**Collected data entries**
== == ==

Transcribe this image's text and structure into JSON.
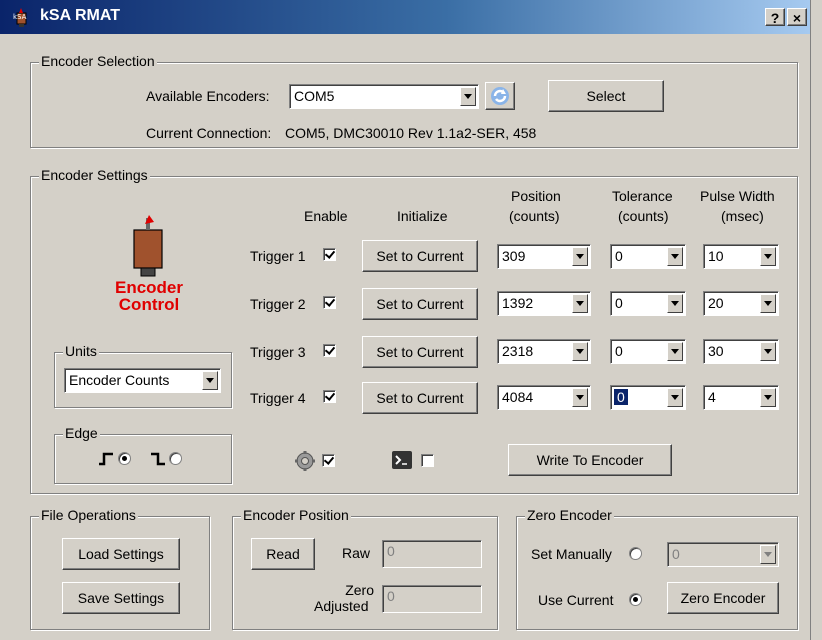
{
  "window": {
    "title": "kSA RMAT",
    "help_glyph": "?",
    "close_glyph": "×"
  },
  "encoder_selection": {
    "legend": "Encoder Selection",
    "available_label": "Available Encoders:",
    "available_value": "COM5",
    "select_label": "Select",
    "connection_label": "Current Connection:",
    "connection_value": "COM5, DMC30010 Rev 1.1a2-SER, 458"
  },
  "encoder_settings": {
    "legend": "Encoder Settings",
    "headers": {
      "enable": "Enable",
      "initialize": "Initialize",
      "position_1": "Position",
      "position_2": "(counts)",
      "tolerance_1": "Tolerance",
      "tolerance_2": "(counts)",
      "pulse_1": "Pulse Width",
      "pulse_2": "(msec)"
    },
    "logo_text_1": "Encoder",
    "logo_text_2": "Control",
    "set_label": "Set to Current",
    "triggers": [
      {
        "label": "Trigger 1",
        "enabled": true,
        "position": "309",
        "tolerance": "0",
        "pulse": "10"
      },
      {
        "label": "Trigger 2",
        "enabled": true,
        "position": "1392",
        "tolerance": "0",
        "pulse": "20"
      },
      {
        "label": "Trigger 3",
        "enabled": true,
        "position": "2318",
        "tolerance": "0",
        "pulse": "30"
      },
      {
        "label": "Trigger 4",
        "enabled": true,
        "position": "4084",
        "tolerance": "0",
        "pulse": "4"
      }
    ],
    "units": {
      "legend": "Units",
      "value": "Encoder Counts"
    },
    "edge": {
      "legend": "Edge",
      "selected": "rising"
    },
    "gear_checked": true,
    "console_checked": false,
    "write_label": "Write To Encoder"
  },
  "file_ops": {
    "legend": "File Operations",
    "load_label": "Load Settings",
    "save_label": "Save Settings"
  },
  "encoder_position": {
    "legend": "Encoder Position",
    "read_label": "Read",
    "raw_label": "Raw",
    "raw_value": "0",
    "zero_label_1": "Zero",
    "zero_label_2": "Adjusted",
    "zero_value": "0"
  },
  "zero_encoder": {
    "legend": "Zero Encoder",
    "manual_label": "Set Manually",
    "manual_value": "0",
    "current_label": "Use Current",
    "selected": "use_current",
    "zero_button_label": "Zero Encoder"
  },
  "colors": {
    "title_start": "#0a246a",
    "title_end": "#a6caf0",
    "logo_red": "#e00000",
    "face": "#d4d0c8"
  }
}
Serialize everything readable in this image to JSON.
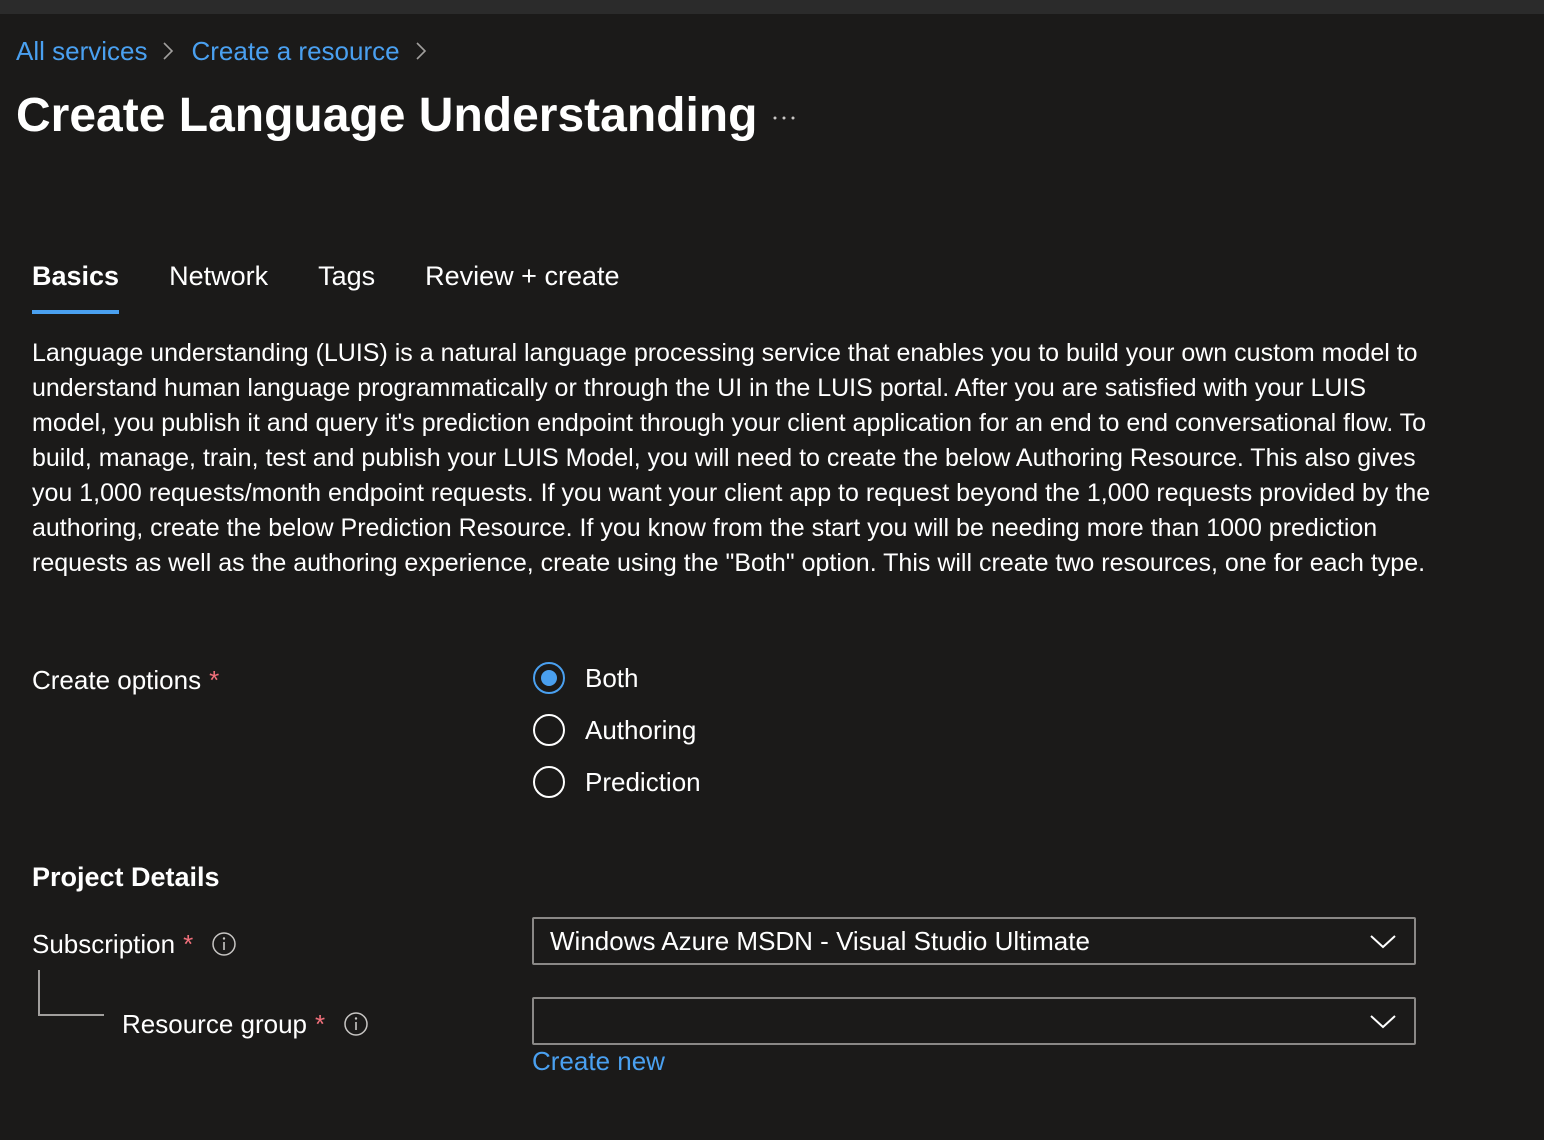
{
  "breadcrumb": {
    "items": [
      {
        "label": "All services"
      },
      {
        "label": "Create a resource"
      }
    ]
  },
  "page": {
    "title": "Create Language Understanding",
    "more_icon": "ellipsis-icon"
  },
  "tabs": [
    {
      "label": "Basics",
      "active": true
    },
    {
      "label": "Network",
      "active": false
    },
    {
      "label": "Tags",
      "active": false
    },
    {
      "label": "Review + create",
      "active": false
    }
  ],
  "description": "Language understanding (LUIS) is a natural language processing service that enables you to build your own custom model to understand human language programmatically or through the UI in the LUIS portal. After you are satisfied with your LUIS model, you publish it and query it's prediction endpoint through your client application for an end to end conversational flow. To build, manage, train, test and publish your LUIS Model, you will need to create the below Authoring Resource. This also gives you 1,000 requests/month endpoint requests. If you want your client app to request beyond the 1,000 requests provided by the authoring, create the below Prediction Resource. If you know from the start you will be needing more than 1000 prediction requests as well as the authoring experience, create using the \"Both\" option. This will create two resources, one for each type.",
  "create_options": {
    "label": "Create options",
    "required_marker": "*",
    "selected": "Both",
    "options": [
      {
        "label": "Both",
        "selected": true
      },
      {
        "label": "Authoring",
        "selected": false
      },
      {
        "label": "Prediction",
        "selected": false
      }
    ]
  },
  "project_details": {
    "heading": "Project Details",
    "subscription": {
      "label": "Subscription",
      "required_marker": "*",
      "value": "Windows Azure MSDN - Visual Studio Ultimate"
    },
    "resource_group": {
      "label": "Resource group",
      "required_marker": "*",
      "value": "",
      "create_new_label": "Create new"
    }
  },
  "colors": {
    "background": "#1b1a19",
    "accent": "#4aa0f0",
    "required": "#f1707b",
    "border": "#8a8886"
  }
}
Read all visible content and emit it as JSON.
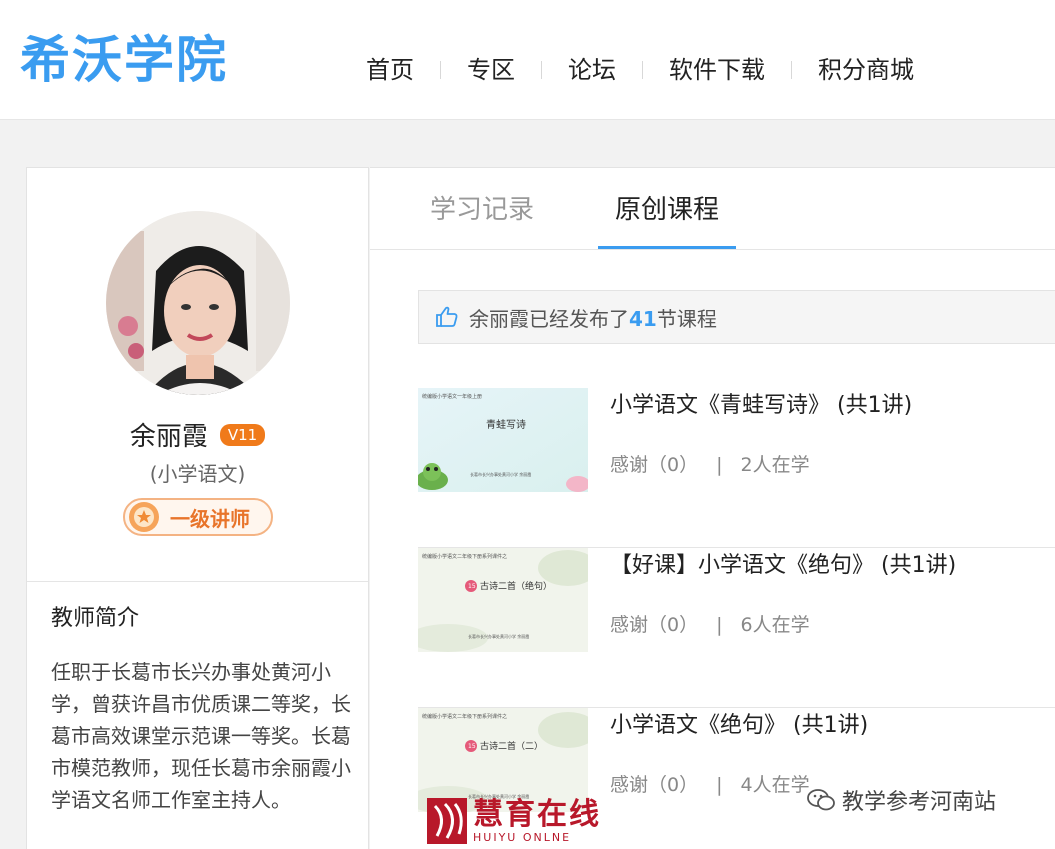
{
  "header": {
    "logo": "希沃学院",
    "nav": [
      {
        "label": "首页"
      },
      {
        "label": "专区"
      },
      {
        "label": "论坛"
      },
      {
        "label": "软件下载"
      },
      {
        "label": "积分商城"
      }
    ]
  },
  "profile": {
    "name": "余丽霞",
    "vip_level": "V11",
    "subject": "(小学语文)",
    "rank": "一级讲师",
    "intro_title": "教师简介",
    "intro_text": "任职于长葛市长兴办事处黄河小学，曾获许昌市优质课二等奖，长葛市高效课堂示范课一等奖。长葛市模范教师，现任长葛市余丽霞小学语文名师工作室主持人。"
  },
  "tabs": [
    {
      "label": "学习记录",
      "active": false
    },
    {
      "label": "原创课程",
      "active": true
    }
  ],
  "notice": {
    "prefix": "余丽霞已经发布了",
    "count": "41",
    "suffix": "节课程"
  },
  "courses": [
    {
      "title": "小学语文《青蛙写诗》 (共1讲)",
      "thanks": "感谢（0）",
      "learners": "2人在学",
      "thumb": {
        "header": "统编版小学语文一年级上册",
        "title": "青蛙写诗",
        "footer": "长葛市长兴办事处黄河小学 余丽霞"
      }
    },
    {
      "title": "【好课】小学语文《绝句》 (共1讲)",
      "thanks": "感谢（0）",
      "learners": "6人在学",
      "thumb": {
        "header": "统编版小学语文二年级下册系列课件之",
        "number": "15",
        "title": "古诗二首（绝句）",
        "footer": "长葛市长兴办事处黄河小学 余丽霞"
      }
    },
    {
      "title": "小学语文《绝句》 (共1讲)",
      "thanks": "感谢（0）",
      "learners": "4人在学",
      "thumb": {
        "header": "统编版小学语文二年级下册系列课件之",
        "number": "15",
        "title": "古诗二首（二）",
        "footer": "长葛市长兴办事处黄河小学 余丽霞"
      }
    }
  ],
  "watermarks": {
    "left_main": "慧育在线",
    "left_sub": "HUIYU ONLNE",
    "right": "教学参考河南站"
  },
  "colors": {
    "accent": "#3a9cf0",
    "vip_badge": "#f07a1a",
    "rank": "#e8742a",
    "brand_red": "#b8182a"
  }
}
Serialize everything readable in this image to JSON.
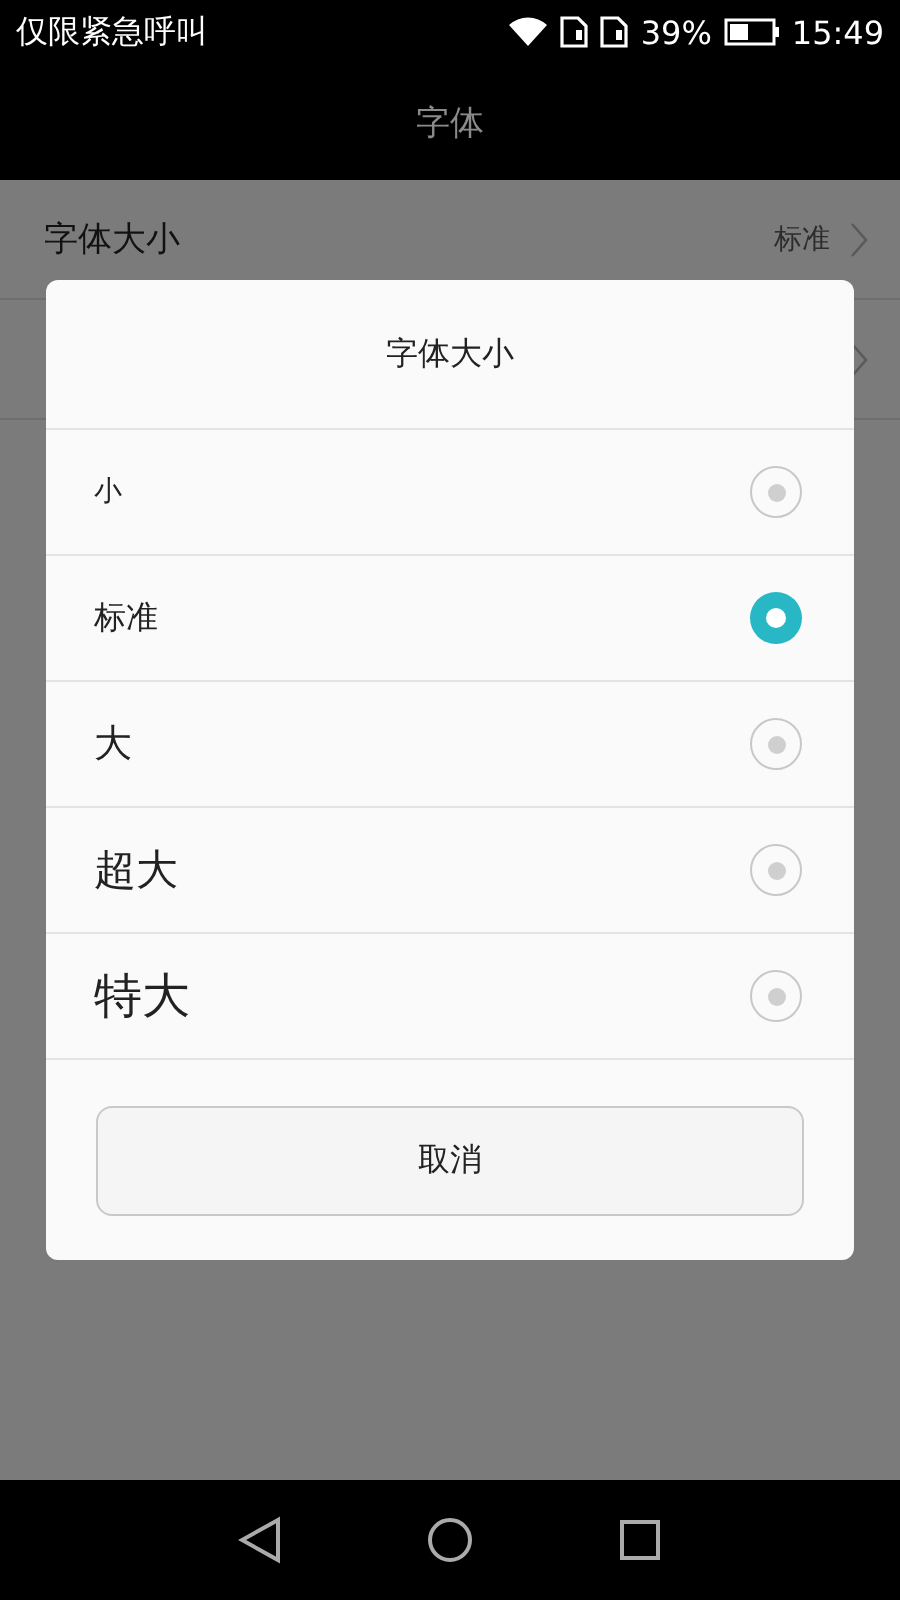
{
  "status_bar": {
    "carrier": "仅限紧急呼叫",
    "battery_percent": "39%",
    "time": "15:49"
  },
  "header": {
    "title": "字体"
  },
  "settings_row": {
    "label": "字体大小",
    "value": "标准"
  },
  "dialog": {
    "title": "字体大小",
    "options": [
      {
        "label": "小",
        "selected": false
      },
      {
        "label": "标准",
        "selected": true
      },
      {
        "label": "大",
        "selected": false
      },
      {
        "label": "超大",
        "selected": false
      },
      {
        "label": "特大",
        "selected": false
      }
    ],
    "cancel_button": "取消"
  }
}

== == ==

**WHAT TO WORK ON**
Are you able to set down all the lines above exactly, without any pictures?

**CORRECT OUTPUT**
Transcribe this image's text and structure into JSON.
{
  "window": {
    "title": "kSA RMAT",
    "help_glyph": "?",
    "close_glyph": "×"
  },
  "encoder_selection": {
    "legend": "Encoder Selection",
    "available_label": "Available Encoders:",
    "available_value": "COM5",
    "select_label": "Select",
    "connection_label": "Current Connection:",
    "connection_value": "COM5, DMC30010 Rev 1.1a2-SER, 458"
  },
  "encoder_settings": {
    "legend": "Encoder Settings",
    "headers": {
      "enable": "Enable",
      "initialize": "Initialize",
      "position_1": "Position",
      "position_2": "(counts)",
      "tolerance_1": "Tolerance",
      "tolerance_2": "(counts)",
      "pulse_1": "Pulse Width",
      "pulse_2": "(msec)"
    },
    "logo_text_1": "Encoder",
    "logo_text_2": "Control",
    "set_label": "Set to Current",
    "triggers": [
      {
        "label": "Trigger 1",
        "enabled": true,
        "position": "309",
        "tolerance": "0",
        "pulse": "10"
      },
      {
        "label": "Trigger 2",
        "enabled": true,
        "position": "1392",
        "tolerance": "0",
        "pulse": "20"
      },
      {
        "label": "Trigger 3",
        "enabled": true,
        "position": "2318",
        "tolerance": "0",
        "pulse": "30"
      },
      {
        "label": "Trigger 4",
        "enabled": true,
        "position": "4084",
        "tolerance": "0",
        "pulse": "4"
      }
    ],
    "units": {
      "legend": "Units",
      "value": "Encoder Counts"
    },
    "edge": {
      "legend": "Edge",
      "selected": "rising"
    },
    "gear_checked": true,
    "console_checked": false,
    "write_label": "Write To Encoder"
  },
  "file_ops": {
    "legend": "File Operations",
    "load_label": "Load Settings",
    "save_label": "Save Settings"
  },
  "encoder_position": {
    "legend": "Encoder Position",
    "read_label": "Read",
    "raw_label": "Raw",
    "raw_value": "0",
    "zero_label_1": "Zero",
    "zero_label_2": "Adjusted",
    "zero_value": "0"
  },
  "zero_encoder": {
    "legend": "Zero Encoder",
    "manual_label": "Set Manually",
    "manual_value": "0",
    "current_label": "Use Current",
    "selected": "use_current",
    "zero_button_label": "Zero Encoder"
  },
  "colors": {
    "title_start": "#0a246a",
    "title_end": "#a6caf0",
    "logo_red": "#e00000",
    "face": "#d4d0c8"
  }
}
Serialize everything readable in this image to JSON.
{
  "breadcrumb": {
    "items": [
      {
        "label": "All services"
      },
      {
        "label": "Create a resource"
      }
    ]
  },
  "page": {
    "title": "Create Language Understanding",
    "more_icon": "ellipsis-icon"
  },
  "tabs": [
    {
      "label": "Basics",
      "active": true
    },
    {
      "label": "Network",
      "active": false
    },
    {
      "label": "Tags",
      "active": false
    },
    {
      "label": "Review + create",
      "active": false
    }
  ],
  "description": "Language understanding (LUIS) is a natural language processing service that enables you to build your own custom model to understand human language programmatically or through the UI in the LUIS portal. After you are satisfied with your LUIS model, you publish it and query it's prediction endpoint through your client application for an end to end conversational flow. To build, manage, train, test and publish your LUIS Model, you will need to create the below Authoring Resource. This also gives you 1,000 requests/month endpoint requests. If you want your client app to request beyond the 1,000 requests provided by the authoring, create the below Prediction Resource. If you know from the start you will be needing more than 1000 prediction requests as well as the authoring experience, create using the \"Both\" option. This will create two resources, one for each type.",
  "create_options": {
    "label": "Create options",
    "required_marker": "*",
    "selected": "Both",
    "options": [
      {
        "label": "Both",
        "selected": true
      },
      {
        "label": "Authoring",
        "selected": false
      },
      {
        "label": "Prediction",
        "selected": false
      }
    ]
  },
  "project_details": {
    "heading": "Project Details",
    "subscription": {
      "label": "Subscription",
      "required_marker": "*",
      "value": "Windows Azure MSDN - Visual Studio Ultimate"
    },
    "resource_group": {
      "label": "Resource group",
      "required_marker": "*",
      "value": "",
      "create_new_label": "Create new"
    }
  },
  "colors": {
    "background": "#1b1a19",
    "accent": "#4aa0f0",
    "required": "#f1707b",
    "border": "#8a8886"
  }
}
Read all visible content and emit it as JSON.
{
  "header": {
    "logo": "希沃学院",
    "nav": [
      {
        "label": "首页"
      },
      {
        "label": "专区"
      },
      {
        "label": "论坛"
      },
      {
        "label": "软件下载"
      },
      {
        "label": "积分商城"
      }
    ]
  },
  "profile": {
    "name": "余丽霞",
    "vip_level": "V11",
    "subject": "(小学语文)",
    "rank": "一级讲师",
    "intro_title": "教师简介",
    "intro_text": "任职于长葛市长兴办事处黄河小学，曾获许昌市优质课二等奖，长葛市高效课堂示范课一等奖。长葛市模范教师，现任长葛市余丽霞小学语文名师工作室主持人。"
  },
  "tabs": [
    {
      "label": "学习记录",
      "active": false
    },
    {
      "label": "原创课程",
      "active": true
    }
  ],
  "notice": {
    "prefix": "余丽霞已经发布了",
    "count": "41",
    "suffix": "节课程"
  },
  "courses": [
    {
      "title": "小学语文《青蛙写诗》 (共1讲)",
      "thanks": "感谢（0）",
      "learners": "2人在学",
      "thumb": {
        "header": "统编版小学语文一年级上册",
        "title": "青蛙写诗",
        "footer": "长葛市长兴办事处黄河小学 余丽霞"
      }
    },
    {
      "title": "【好课】小学语文《绝句》 (共1讲)",
      "thanks": "感谢（0）",
      "learners": "6人在学",
      "thumb": {
        "header": "统编版小学语文二年级下册系列课件之",
        "number": "15",
        "title": "古诗二首（绝句）",
        "footer": "长葛市长兴办事处黄河小学 余丽霞"
      }
    },
    {
      "title": "小学语文《绝句》 (共1讲)",
      "thanks": "感谢（0）",
      "learners": "4人在学",
      "thumb": {
        "header": "统编版小学语文二年级下册系列课件之",
        "number": "15",
        "title": "古诗二首（二）",
        "footer": "长葛市长兴办事处黄河小学 余丽霞"
      }
    }
  ],
  "watermarks": {
    "left_main": "慧育在线",
    "left_sub": "HUIYU ONLNE",
    "right": "教学参考河南站"
  },
  "colors": {
    "accent": "#3a9cf0",
    "vip_badge": "#f07a1a",
    "rank": "#e8742a",
    "brand_red": "#b8182a"
  }
}
Serialize everything readable in this image to JSON.
{
  "status_bar": {
    "carrier": "仅限紧急呼叫",
    "battery_percent": "39%",
    "time": "15:49"
  },
  "header": {
    "title": "字体"
  },
  "settings_row": {
    "label": "字体大小",
    "value": "标准"
  },
  "dialog": {
    "title": "字体大小",
    "options": [
      {
        "label": "小",
        "selected": false
      },
      {
        "label": "标准",
        "selected": true
      },
      {
        "label": "大",
        "selected": false
      },
      {
        "label": "超大",
        "selected": false
      },
      {
        "label": "特大",
        "selected": false
      }
    ],
    "cancel_button": "取消"
  }
}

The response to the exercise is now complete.